→ **EXERCISE AIM**
Reading down the listing below, count the lines where the word "this" shows up, then give only that count.

→ **PROVIDED MATERIAL**
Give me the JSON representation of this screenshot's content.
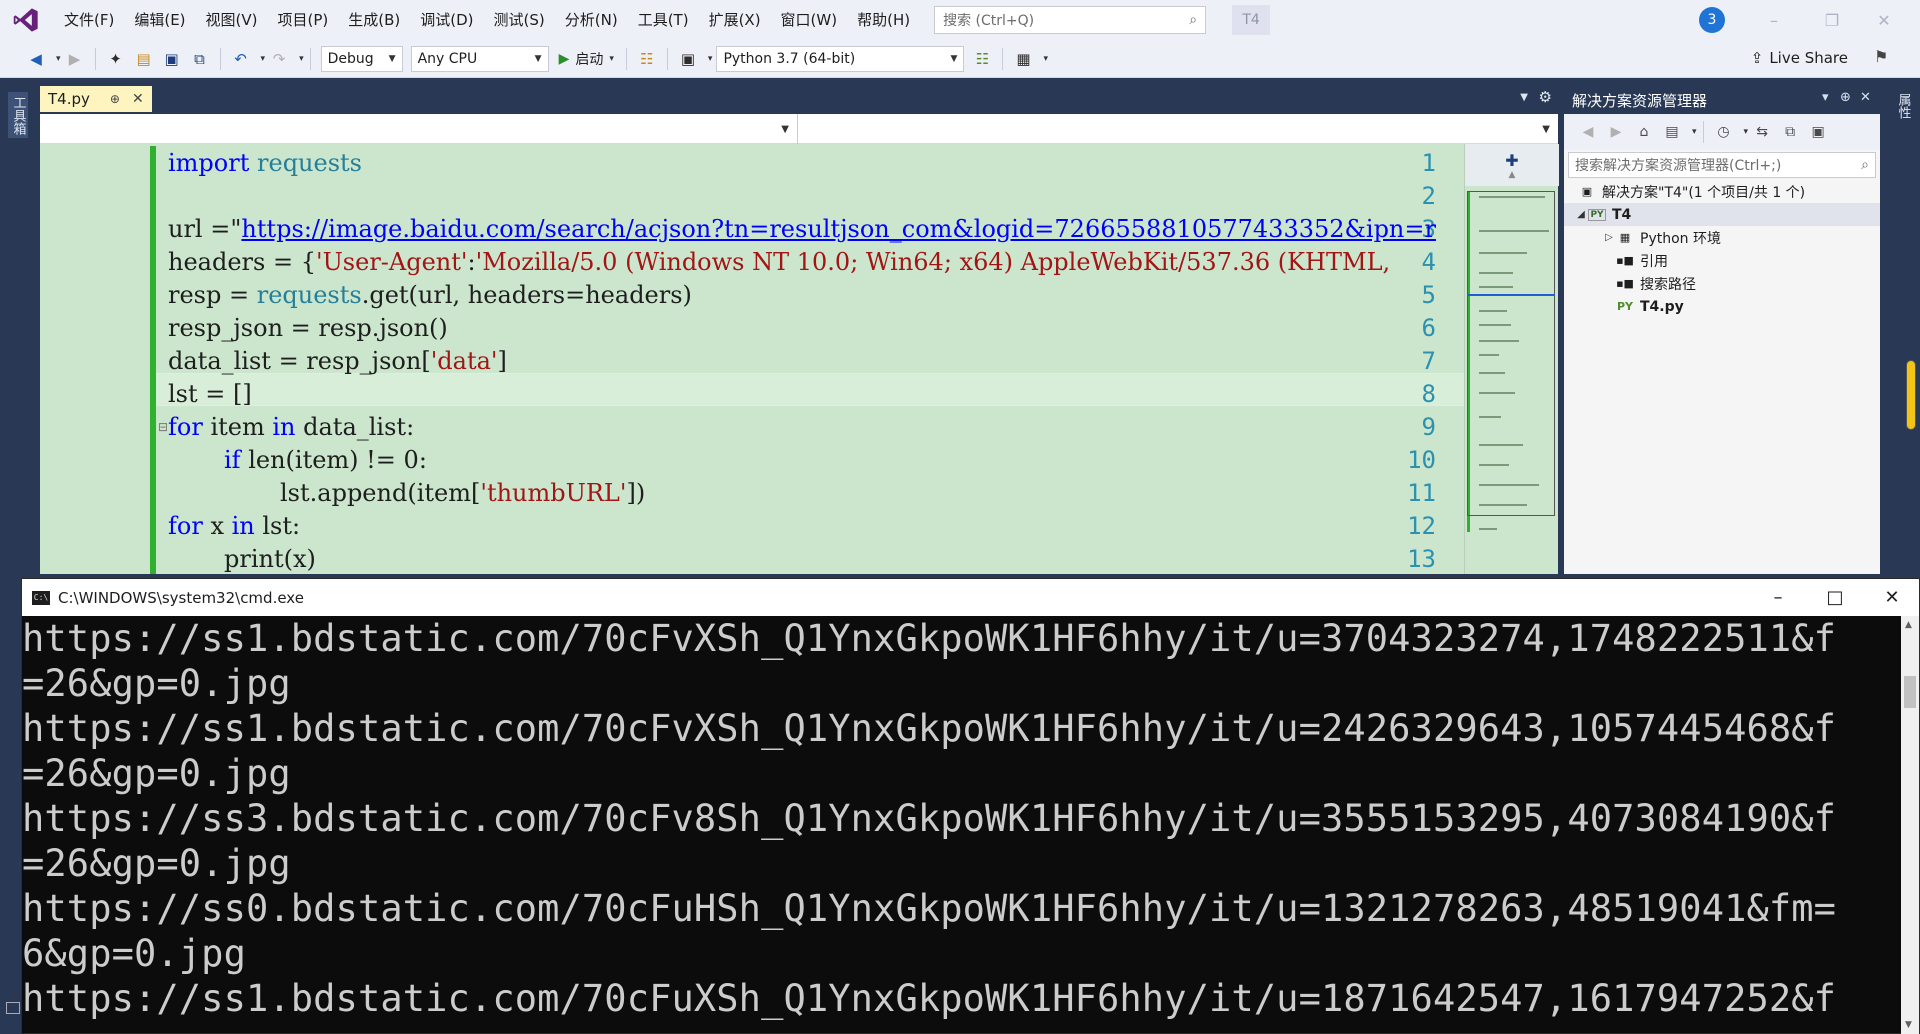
{
  "menubar": {
    "items": [
      "文件(F)",
      "编辑(E)",
      "视图(V)",
      "项目(P)",
      "生成(B)",
      "调试(D)",
      "测试(S)",
      "分析(N)",
      "工具(T)",
      "扩展(X)",
      "窗口(W)",
      "帮助(H)"
    ],
    "search_placeholder": "搜索 (Ctrl+Q)",
    "solution_name": "T4",
    "notification_count": "3"
  },
  "toolbar": {
    "config": "Debug",
    "platform": "Any CPU",
    "start_label": "启动",
    "env": "Python 3.7 (64-bit)",
    "live_share": "Live Share"
  },
  "side_tabs": {
    "toolbox": "工具箱",
    "properties": "属性"
  },
  "editor": {
    "tab_name": "T4.py",
    "line_numbers": [
      "1",
      "2",
      "3",
      "4",
      "5",
      "6",
      "7",
      "8",
      "9",
      "10",
      "11",
      "12",
      "13"
    ],
    "code": {
      "l1_kw": "import",
      "l1_mod": "requests",
      "l3_pre": "url =\"",
      "l3_url": "https://image.baidu.com/search/acjson?tn=resultjson_com&logid=7266558810577433352&ipn=r",
      "l4_pre": "headers = {",
      "l4_s1": "'User-Agent'",
      "l4_mid": ":",
      "l4_s2": "'Mozilla/5.0 (Windows NT 10.0; Win64; x64) AppleWebKit/537.36 (KHTML,",
      "l5_pre": "resp = ",
      "l5_fn": "requests",
      "l5_post": ".get(url, headers=headers)",
      "l6": "resp_json = resp.json()",
      "l7_pre": "data_list = resp_json[",
      "l7_str": "'data'",
      "l7_post": "]",
      "l8": "lst = []",
      "l9_kw1": "for",
      "l9_mid": " item ",
      "l9_kw2": "in",
      "l9_post": " data_list:",
      "l10_kw": "if",
      "l10_post": " len(item) != 0:",
      "l11_pre": "lst.append(item[",
      "l11_str": "'thumbURL'",
      "l11_post": "])",
      "l12_kw1": "for",
      "l12_mid": " x ",
      "l12_kw2": "in",
      "l12_post": " lst:",
      "l13": "print(x)"
    }
  },
  "solution_explorer": {
    "title": "解决方案资源管理器",
    "search_placeholder": "搜索解决方案资源管理器(Ctrl+;)",
    "solution_label": "解决方案\"T4\"(1 个项目/共 1 个)",
    "project": "T4",
    "python_env": "Python 环境",
    "references": "引用",
    "search_paths": "搜索路径",
    "file": "T4.py"
  },
  "cmd": {
    "title": "C:\\WINDOWS\\system32\\cmd.exe",
    "lines": [
      "https://ss1.bdstatic.com/70cFvXSh_Q1YnxGkpoWK1HF6hhy/it/u=3704323274,1748222511&f",
      "=26&gp=0.jpg",
      "https://ss1.bdstatic.com/70cFvXSh_Q1YnxGkpoWK1HF6hhy/it/u=2426329643,1057445468&f",
      "=26&gp=0.jpg",
      "https://ss3.bdstatic.com/70cFv8Sh_Q1YnxGkpoWK1HF6hhy/it/u=3555153295,4073084190&f",
      "=26&gp=0.jpg",
      "https://ss0.bdstatic.com/70cFuHSh_Q1YnxGkpoWK1HF6hhy/it/u=1321278263,48519041&fm=",
      "6&gp=0.jpg",
      "https://ss1.bdstatic.com/70cFuXSh_Q1YnxGkpoWK1HF6hhy/it/u=1871642547,1617947252&f"
    ]
  },
  "colors": {
    "editor_bg": "#cbe6cd",
    "keyword": "#0000ff",
    "string": "#a31515",
    "chrome": "#293955",
    "accent": "#1f74d6"
  }
}
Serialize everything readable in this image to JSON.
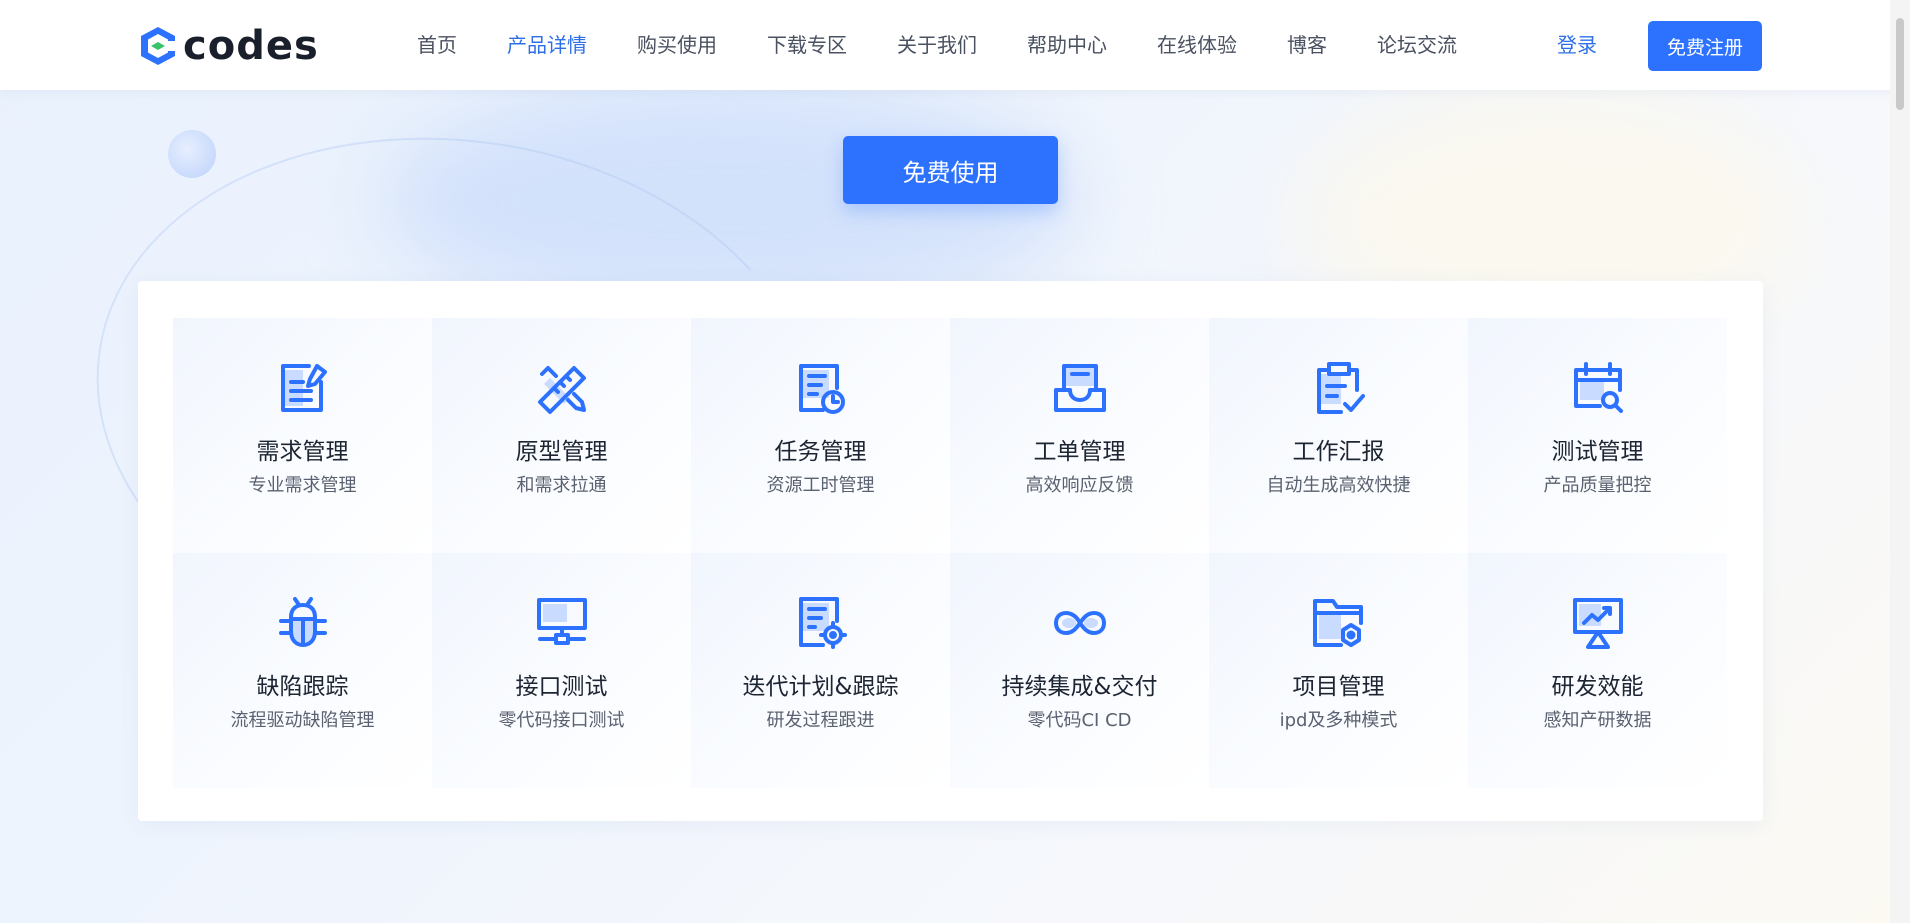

→ **RESULT BELOW**
2